- **Selected passage**:
Chef Leticia Is Working Hard To Put Brazilian Cuisine On The Map

It’s futile to resist introducing Leticia Moreinos Schwartz as the chef from Ipanema.

She was born and raised in that song-famous district of Rio de Janeiro and now, as a resident of Weston, is on the verge of achieving celebrity status as America’s Brazilian cooking guru.

She pops up on YouTube in dozens of daytime television cooking clips, a minor stardom born from the success of her first cookbook, “The Brazilian Kitchen.” It won the 2010 Gourmand Award for best book on Latin American cuisine. But there are two clips, both from public TV cooking shows, that exemplify where Moreinos Schwartz came from and where she might be going.

There she is on Sara Moulton’s “Week Night Meals” shopping at Banana Brazil, a favorite deli market in Danbury, and then cooking in Moulton’s kitchen. And there she is with Hubert Keller, the celebrity chef from San Francisco, but now she’s back where she started, talking and jogging with Keller on the beach in Ipanema, before taking him on a tour of her favorite Rio tea rooms, chocolate shops and restaurants. The clip is from one of several 30-minute episodes featuring her and Keller timed to coincide with this summer’s Olympics Games, which are being hosted in Rio.

“It was a marathon. It was exhausting,” Moreinos Schwartz says of the intense 10-day shooting schedule. Even so she says she enjoyed jogging on the beach, in tights. Besides, the Keller show probably will boost her cookbook sales, especially of the second, “My Rio de Janeiro,” published in 2013. The airtime should also be good for a cooking show of her own that is in development. Tentatively titled “Brazilian Kiss,” she says it “is a mission of joy and love. It’s not an easy task.”

Moreinos Schwartz, who has lived in Weston since 2005 with her husband and two children, has a cooking pedigree that is part privileged, part home-grown and part hard-earned. Both her parents were bankers, who nevertheless recognized a child so interested in cooking that they gave her her own recipe notebook when she was 8. One of the first she recorded was for Pao de Queijo, the small round cheese breads that she says are iconic to Brazilian tables.

She already was apprenticing with the family’s live-in housekeeper, a woman named Dilma, and remembers helping her shape the cheese breads, as well as the rounded fudge balls called brigadeiros that are another icon.

- **Work instructions**:
1. Reproduce from the listing every line between the line containing "- rent-label: 租金:: [488, 123, 517, 137]" and the line containing "- annotation-highlight-box: [8, 28, 454, 623]", both inclusive.
2. Extend the profile of Leticia Moreinos Schwartz, picking up after its final sentence.
The listing that follows bears no relation to the profile of the Brazilian chef.

- **Information shown**:
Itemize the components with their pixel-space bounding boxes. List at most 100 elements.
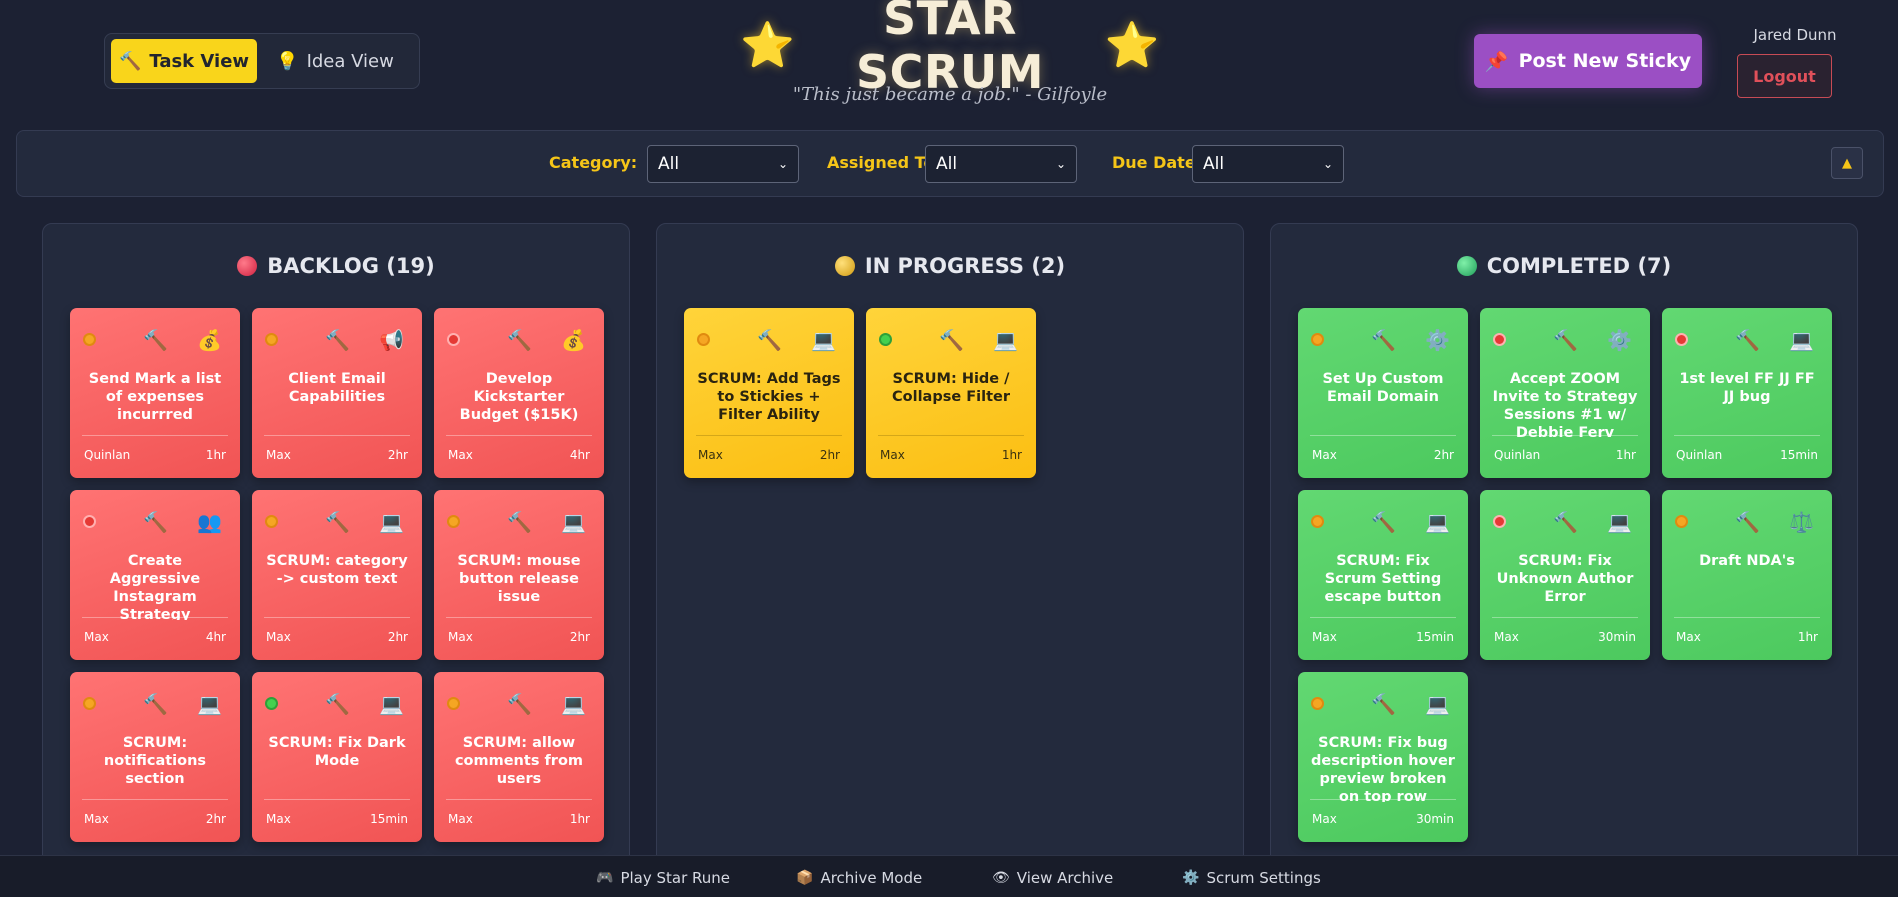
idea-view-button[interactable]: 💡 Idea View (263, 39, 407, 83)
category-filter-select[interactable]: All ⌄ (647, 145, 799, 183)
hammer-icon: 🔨 (507, 510, 532, 534)
card-divider (446, 617, 592, 618)
category-filter-value: All (658, 154, 680, 174)
category-icon: ⚙️ (1425, 328, 1450, 352)
card-divider (1492, 617, 1638, 618)
scrum-settings-button[interactable]: ⚙️ Scrum Settings (1182, 869, 1321, 887)
category-icon: 💻 (811, 328, 836, 352)
card-title: SCRUM: mouse button release issue (457, 553, 581, 605)
sticky-card[interactable]: 🔨 💻 SCRUM: allow comments from users Max 1hr (434, 672, 604, 842)
idea-view-label: Idea View (306, 50, 394, 72)
priority-dot (83, 697, 96, 710)
category-icon: ⚙️ (1607, 328, 1632, 352)
play-star-rune-button[interactable]: 🎮 Play Star Rune (596, 869, 730, 887)
card-assignee: Max (1676, 630, 1701, 644)
column-title: COMPLETED (1486, 254, 1631, 278)
priority-dot (1493, 515, 1506, 528)
card-assignee: Quinlan (1676, 448, 1723, 462)
card-time-estimate: 2hr (387, 448, 408, 462)
sticky-card[interactable]: 🔨 💻 SCRUM: Fix Scrum Setting escape button… (1298, 490, 1468, 660)
star-icon: ⭐ (1104, 20, 1160, 71)
sticky-card[interactable]: 🔨 📢 Client Email Capabilities Max 2hr (252, 308, 422, 478)
hammer-icon: 🔨 (1735, 510, 1760, 534)
sticky-card[interactable]: 🔨 ⚖️ Draft NDA's Max 1hr (1662, 490, 1832, 660)
card-divider (1674, 617, 1820, 618)
logout-button[interactable]: Logout (1737, 54, 1832, 98)
card-title: Set Up Custom Email Domain (1322, 371, 1444, 405)
package-icon: 📦 (796, 870, 814, 886)
sticky-card[interactable]: 🔨 💻 1st level FF JJ FF JJ bug Quinlan 15min (1662, 308, 1832, 478)
card-assignee: Max (1312, 630, 1337, 644)
priority-dot (83, 515, 96, 528)
card-title: Create Aggressive Instagram Strategy (109, 553, 201, 620)
sticky-card[interactable]: 🔨 💰 Develop Kickstarter Budget ($15K) Max 4h… (434, 308, 604, 478)
priority-dot (1311, 333, 1324, 346)
sticky-card[interactable]: 🔨 💻 SCRUM: category -> custom text Max 2hr (252, 490, 422, 660)
column-header: IN PROGRESS (2) (657, 254, 1243, 278)
hammer-icon: 🔨 (1735, 328, 1760, 352)
chevron-down-icon: ⌄ (1055, 157, 1066, 171)
category-filter-label: Category: (549, 153, 638, 172)
archive-mode-button[interactable]: 📦 Archive Mode (796, 869, 922, 887)
card-title: Accept ZOOM Invite to Strategy Sessions … (1492, 371, 1638, 438)
sticky-card[interactable]: 🔨 💻 SCRUM: Add Tags to Stickies + Filter A… (684, 308, 854, 478)
due-date-filter-label: Due Date: (1112, 153, 1203, 172)
post-new-sticky-button[interactable]: 📌 Post New Sticky (1474, 34, 1702, 88)
category-icon: 💻 (197, 692, 222, 716)
column-status-dot (834, 256, 855, 276)
sticky-card[interactable]: 🔨 💻 SCRUM: Fix bug description hover previ… (1298, 672, 1468, 842)
sticky-card[interactable]: 🔨 💻 SCRUM: Hide / Collapse Filter Max 1hr (866, 308, 1036, 478)
card-title: 1st level FF JJ FF JJ bug (1679, 371, 1815, 405)
sticky-card[interactable]: 🔨 💻 SCRUM: mouse button release issue Max 2h… (434, 490, 604, 660)
card-time-estimate: 2hr (1433, 448, 1454, 462)
chevron-down-icon: ⌄ (1322, 157, 1333, 171)
card-divider (264, 799, 410, 800)
column-in-progress: IN PROGRESS (2) 🔨 💻 SCRUM: Add Tags to Sti… (656, 223, 1244, 897)
category-icon: 💻 (993, 328, 1018, 352)
sticky-card[interactable]: 🔨 💻 SCRUM: Fix Dark Mode Max 15min (252, 672, 422, 842)
card-assignee: Max (1312, 812, 1337, 826)
priority-dot (447, 515, 460, 528)
task-view-button[interactable]: 🔨 Task View (111, 39, 257, 83)
column-header: BACKLOG (19) (43, 254, 629, 278)
card-assignee: Max (84, 630, 109, 644)
card-time-estimate: 30min (1416, 812, 1454, 826)
sticky-card[interactable]: 🔨 ⚙️ Set Up Custom Email Domain Max 2hr (1298, 308, 1468, 478)
priority-dot (447, 333, 460, 346)
category-icon: 💻 (1607, 510, 1632, 534)
card-divider (1310, 617, 1456, 618)
card-time-estimate: 1hr (205, 448, 226, 462)
card-divider (1310, 435, 1456, 436)
column-count: (2) (1031, 254, 1066, 278)
priority-dot (1311, 515, 1324, 528)
category-icon: 💰 (561, 328, 586, 352)
column-header: COMPLETED (7) (1271, 254, 1857, 278)
assigned-to-filter-select[interactable]: All ⌄ (925, 145, 1077, 183)
sticky-card[interactable]: 🔨 💻 SCRUM: notifications section Max 2hr (70, 672, 240, 842)
priority-dot (879, 333, 892, 346)
play-star-rune-label: Play Star Rune (620, 869, 731, 887)
card-title: SCRUM: Add Tags to Stickies + Filter Abi… (697, 371, 841, 423)
post-new-sticky-label: Post New Sticky (1518, 50, 1692, 72)
card-time-estimate: 2hr (205, 812, 226, 826)
sticky-card[interactable]: 🔨 💰 Send Mark a list of expenses incurrred… (70, 308, 240, 478)
collapse-filter-button[interactable]: ▲ (1831, 147, 1863, 179)
card-assignee: Quinlan (84, 448, 131, 462)
hammer-icon: 🔨 (1371, 328, 1396, 352)
column-count: (7) (1637, 254, 1672, 278)
card-time-estimate: 2hr (819, 448, 840, 462)
card-time-estimate: 2hr (387, 630, 408, 644)
card-time-estimate: 1hr (569, 812, 590, 826)
eye-icon: 👁 (992, 870, 1010, 886)
sticky-card[interactable]: 🔨 👥 Create Aggressive Instagram Strategy Ma… (70, 490, 240, 660)
sticky-card[interactable]: 🔨 ⚙️ Accept ZOOM Invite to Strategy Sessio… (1480, 308, 1650, 478)
due-date-filter-select[interactable]: All ⌄ (1192, 145, 1344, 183)
view-archive-button[interactable]: 👁 View Archive (992, 869, 1113, 887)
assigned-to-filter-value: All (936, 154, 958, 174)
card-divider (446, 799, 592, 800)
card-title: Client Email Capabilities (288, 371, 386, 405)
priority-dot (265, 515, 278, 528)
card-title: SCRUM: Fix bug description hover preview… (1311, 735, 1455, 802)
sticky-card[interactable]: 🔨 💻 SCRUM: Fix Unknown Author Error Max 30mi… (1480, 490, 1650, 660)
card-divider (1674, 435, 1820, 436)
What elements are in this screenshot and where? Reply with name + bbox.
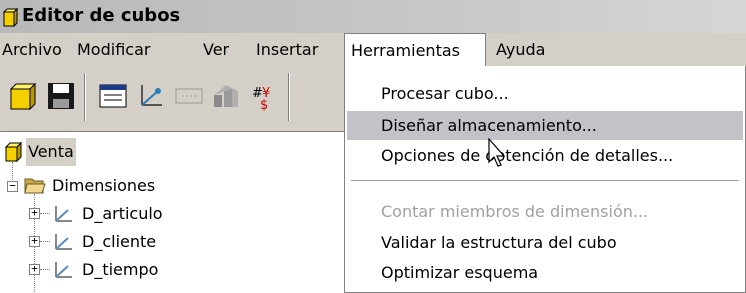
menu-insertar[interactable]: Insertar [256, 33, 318, 67]
herramientas-menu: Procesar cubo... Diseñar almacenamiento.… [344, 66, 746, 293]
dimension-icon [55, 206, 72, 222]
tree-label-child: D_cliente [82, 232, 157, 251]
menu-item-contar-miembros: Contar miembros de dimensión... [381, 202, 649, 221]
menu-item-optimizar-esquema[interactable]: Optimizar esquema [347, 258, 743, 287]
menu-archivo[interactable]: Archivo [2, 33, 62, 67]
menu-item-disenar-almacenamiento[interactable]: Diseñar almacenamiento... [347, 111, 743, 140]
cube-icon[interactable] [6, 81, 40, 111]
format-icon[interactable]: # ¥ $ [248, 81, 282, 111]
menu-item-procesar-cubo[interactable]: Procesar cubo... [347, 79, 743, 108]
window-title: Editor de cubos [22, 5, 181, 26]
cube-icon [4, 142, 22, 162]
table-icon[interactable] [172, 81, 206, 111]
expand-icon[interactable]: + [29, 263, 40, 275]
expand-icon[interactable]: + [29, 207, 40, 219]
tree-item-dimension[interactable]: + D_articulo [0, 200, 340, 228]
toolbar-separator [288, 73, 290, 121]
collapse-icon[interactable]: − [7, 180, 18, 192]
menu-item-validar-estructura[interactable]: Validar la estructura del cubo [347, 228, 743, 257]
toolbar: # ¥ $ [0, 67, 352, 131]
title-bar: Editor de cubos [0, 0, 746, 33]
grid-icon[interactable] [96, 81, 130, 111]
chart-icon[interactable] [210, 81, 244, 111]
cube-icon [2, 8, 18, 28]
save-icon[interactable] [44, 81, 78, 111]
tree-label-child: D_tiempo [82, 260, 159, 279]
tree-item-dimension[interactable]: + D_cliente [0, 228, 340, 256]
menu-modificar[interactable]: Modificar [77, 33, 150, 67]
menu-herramientas[interactable]: Herramientas [344, 33, 486, 67]
tree-item-dimension[interactable]: + D_tiempo [0, 256, 340, 284]
dimension-icon[interactable] [134, 81, 168, 111]
folder-open-icon [24, 178, 46, 194]
tree-item-dimensiones[interactable]: − Dimensiones [0, 172, 340, 200]
tree-label-group: Dimensiones [52, 176, 156, 195]
svg-text:$: $ [260, 98, 268, 111]
mouse-cursor-icon [488, 138, 506, 167]
menu-separator [351, 180, 739, 182]
toolbar-separator [84, 73, 86, 121]
cube-tree: Venta − Dimensiones + D_articulo + D_cli… [0, 131, 352, 293]
dimension-icon [55, 234, 72, 250]
tree-label-child: D_articulo [82, 204, 163, 223]
menu-ver[interactable]: Ver [203, 33, 229, 67]
tree-label-root: Venta [26, 138, 76, 166]
dimension-icon [55, 262, 72, 278]
menu-item-opciones-detalles[interactable]: Opciones de obtención de detalles... [347, 141, 743, 170]
menu-ayuda[interactable]: Ayuda [496, 33, 545, 67]
expand-icon[interactable]: + [29, 235, 40, 247]
menu-bar: Archivo Modificar Ver Insertar Herramien… [0, 33, 746, 67]
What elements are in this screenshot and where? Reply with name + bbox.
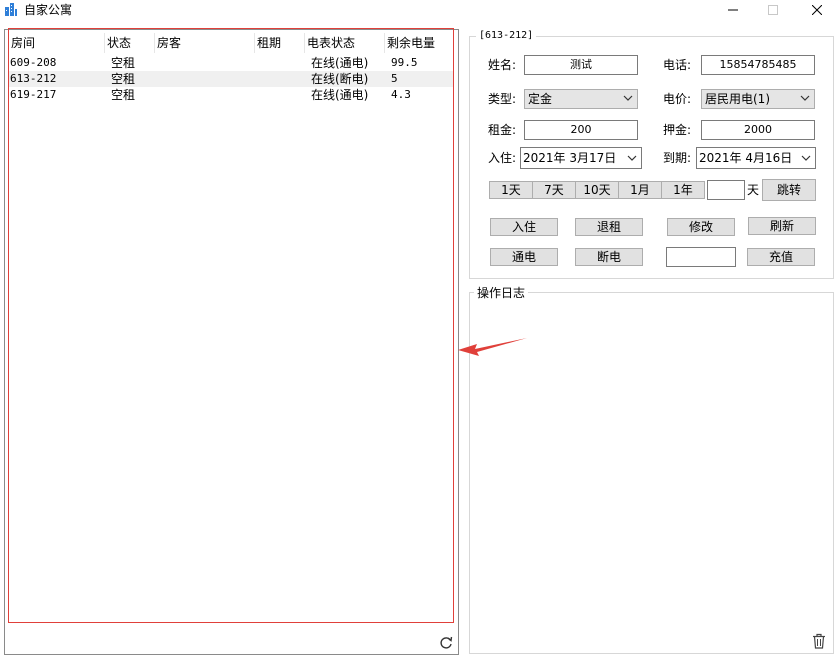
- rent-label: 租金:: [488, 123, 517, 137]
- checkin-date-picker[interactable]: 2021年 3月17日: [520, 147, 642, 169]
- chevron-down-icon: [627, 155, 637, 161]
- type-select[interactable]: 定金: [524, 89, 638, 109]
- expire-label: 到期:: [663, 151, 692, 165]
- annotation-arrow: [458, 338, 527, 356]
- maximize-button[interactable]: [750, 0, 796, 20]
- phone-label: 电话:: [663, 58, 692, 72]
- period-1-month-button[interactable]: 1月: [618, 181, 662, 199]
- expire-date-picker[interactable]: 2021年 4月16日: [696, 147, 816, 169]
- period-10-day-button[interactable]: 10天: [575, 181, 619, 199]
- trash-icon[interactable]: [812, 633, 826, 649]
- deposit-input[interactable]: 2000: [701, 120, 815, 140]
- modify-button[interactable]: 修改: [667, 218, 735, 236]
- room-detail-title: [613-212]: [476, 30, 537, 42]
- power-on-button[interactable]: 通电: [490, 248, 558, 266]
- chevron-down-icon: [623, 95, 633, 101]
- name-input[interactable]: 测试: [524, 55, 638, 75]
- checkout-button[interactable]: 退租: [575, 218, 643, 236]
- window-title: 自家公寓: [24, 3, 73, 17]
- expire-date-value: 2021年 4月16日: [699, 151, 793, 165]
- price-select[interactable]: 居民用电(1): [701, 89, 815, 109]
- refresh-button[interactable]: 刷新: [748, 217, 816, 235]
- jump-button[interactable]: 跳转: [762, 179, 816, 201]
- type-label: 类型:: [488, 92, 517, 106]
- price-label: 电价:: [663, 92, 692, 106]
- price-select-value: 居民用电(1): [705, 92, 770, 106]
- period-7-day-button[interactable]: 7天: [532, 181, 576, 199]
- close-icon: [812, 5, 822, 15]
- period-1-day-button[interactable]: 1天: [489, 181, 533, 199]
- name-label: 姓名:: [488, 58, 517, 72]
- phone-input[interactable]: 15854785485: [701, 55, 815, 75]
- checkin-button[interactable]: 入住: [490, 218, 558, 236]
- rent-input[interactable]: 200: [524, 120, 638, 140]
- period-1-year-button[interactable]: 1年: [661, 181, 705, 199]
- refresh-icon[interactable]: [439, 636, 453, 650]
- days-input[interactable]: [707, 180, 745, 200]
- annotation-highlight-box: [8, 28, 454, 623]
- checkin-date-value: 2021年 3月17日: [523, 151, 617, 165]
- days-unit-label: 天: [747, 183, 760, 197]
- minimize-icon: [728, 9, 738, 11]
- power-off-button[interactable]: 断电: [575, 248, 643, 266]
- building-icon: [5, 3, 17, 16]
- recharge-amount-input[interactable]: [666, 247, 736, 267]
- deposit-label: 押金:: [663, 123, 692, 137]
- close-button[interactable]: [794, 0, 840, 20]
- type-select-value: 定金: [528, 92, 553, 106]
- recharge-button[interactable]: 充值: [747, 248, 815, 266]
- chevron-down-icon: [801, 155, 811, 161]
- maximize-icon: [768, 5, 778, 15]
- checkin-label: 入住:: [488, 151, 517, 165]
- operation-log-title: 操作日志: [474, 286, 529, 300]
- chevron-down-icon: [800, 95, 810, 101]
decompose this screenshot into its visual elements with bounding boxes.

- **Exercise answers**:
1.
- rent-label: 租金:: [488, 123, 517, 137]
- checkin-date-picker[interactable]: 2021年 3月17日: [520, 147, 642, 169]
- chevron-down-icon: [627, 155, 637, 161]
- type-select[interactable]: 定金: [524, 89, 638, 109]
- expire-label: 到期:: [663, 151, 692, 165]
- annotation-arrow: [458, 338, 527, 356]
- maximize-button[interactable]: [750, 0, 796, 20]
- phone-label: 电话:: [663, 58, 692, 72]
- period-1-month-button[interactable]: 1月: [618, 181, 662, 199]
- expire-date-picker[interactable]: 2021年 4月16日: [696, 147, 816, 169]
- period-10-day-button[interactable]: 10天: [575, 181, 619, 199]
- trash-icon[interactable]: [812, 633, 826, 649]
- deposit-input[interactable]: 2000: [701, 120, 815, 140]
- modify-button[interactable]: 修改: [667, 218, 735, 236]
- room-detail-title: [613-212]: [476, 30, 537, 42]
- power-on-button[interactable]: 通电: [490, 248, 558, 266]
- chevron-down-icon: [623, 95, 633, 101]
- name-input[interactable]: 测试: [524, 55, 638, 75]
- checkout-button[interactable]: 退租: [575, 218, 643, 236]
- window-title: 自家公寓: [24, 3, 73, 17]
- expire-date-value: 2021年 4月16日: [699, 151, 793, 165]
- price-select[interactable]: 居民用电(1): [701, 89, 815, 109]
- refresh-button[interactable]: 刷新: [748, 217, 816, 235]
- jump-button[interactable]: 跳转: [762, 179, 816, 201]
- type-label: 类型:: [488, 92, 517, 106]
- price-label: 电价:: [663, 92, 692, 106]
- price-select-value: 居民用电(1): [705, 92, 770, 106]
- period-7-day-button[interactable]: 7天: [532, 181, 576, 199]
- close-icon: [812, 5, 822, 15]
- period-1-day-button[interactable]: 1天: [489, 181, 533, 199]
- name-label: 姓名:: [488, 58, 517, 72]
- phone-input[interactable]: 15854785485: [701, 55, 815, 75]
- checkin-button[interactable]: 入住: [490, 218, 558, 236]
- rent-input[interactable]: 200: [524, 120, 638, 140]
- period-1-year-button[interactable]: 1年: [661, 181, 705, 199]
- refresh-icon[interactable]: [439, 636, 453, 650]
- days-input[interactable]: [707, 180, 745, 200]
- annotation-highlight-box: [8, 28, 454, 623]

2.
“We’d scoop them and roll them and make little portions,” she says. “We used to talk for hours when we were rolling. I was just a little child.”

By age 15, Moreinos was imagining a career in cooking, but with few culinary school choices in Rio, she got a degree in economics instead. Then, on a trip to New York City, she discovered the French Culinary Institute, now called the International Culinary Center.

“That’s when I had that aha moment. This is what I’ve been looking for all my life,” she says.

She enrolled in 1997 and started on what has become a reality TV subgenre.

“I lived the young (chef) lifestyle,” she says. “I was burning my arms and working in restaurants. I was washing dishes and peeling carrots for hours and hours. I was a line cook and getting yelled at. I really wanted to soak up everything I could.”

Because of her school and her commitment, she got internships at renowned restaurants like Le Cirque. What might have been a high-adrenaline career was interrupted by marriage and children and the move to Connecticut, first to Norwalk, then to Weston.

She made adjustments and began teaching cooking in continuing education classes. Those led to private classes and catering and back to the Culinary Institute for a course in food journalism. Even though she speaks Portuguese, Spanish and English fluently, Moreinos Schwartz worried she lacked the writing skills her book demanded.

“I wanted detail,” she says, to improve on existing Brazilian cookbooks she found too vague. “They write something like bake in oven until golden brown. They don’t give the temperature. They don’t say what are the possibilities for error.”

At the time, Brazil was enjoying its international “moment,” she says, with the approach of the 2014 soccer World Cup, then the Olympics (that will occur in the shadow of an enormous corruption scandal).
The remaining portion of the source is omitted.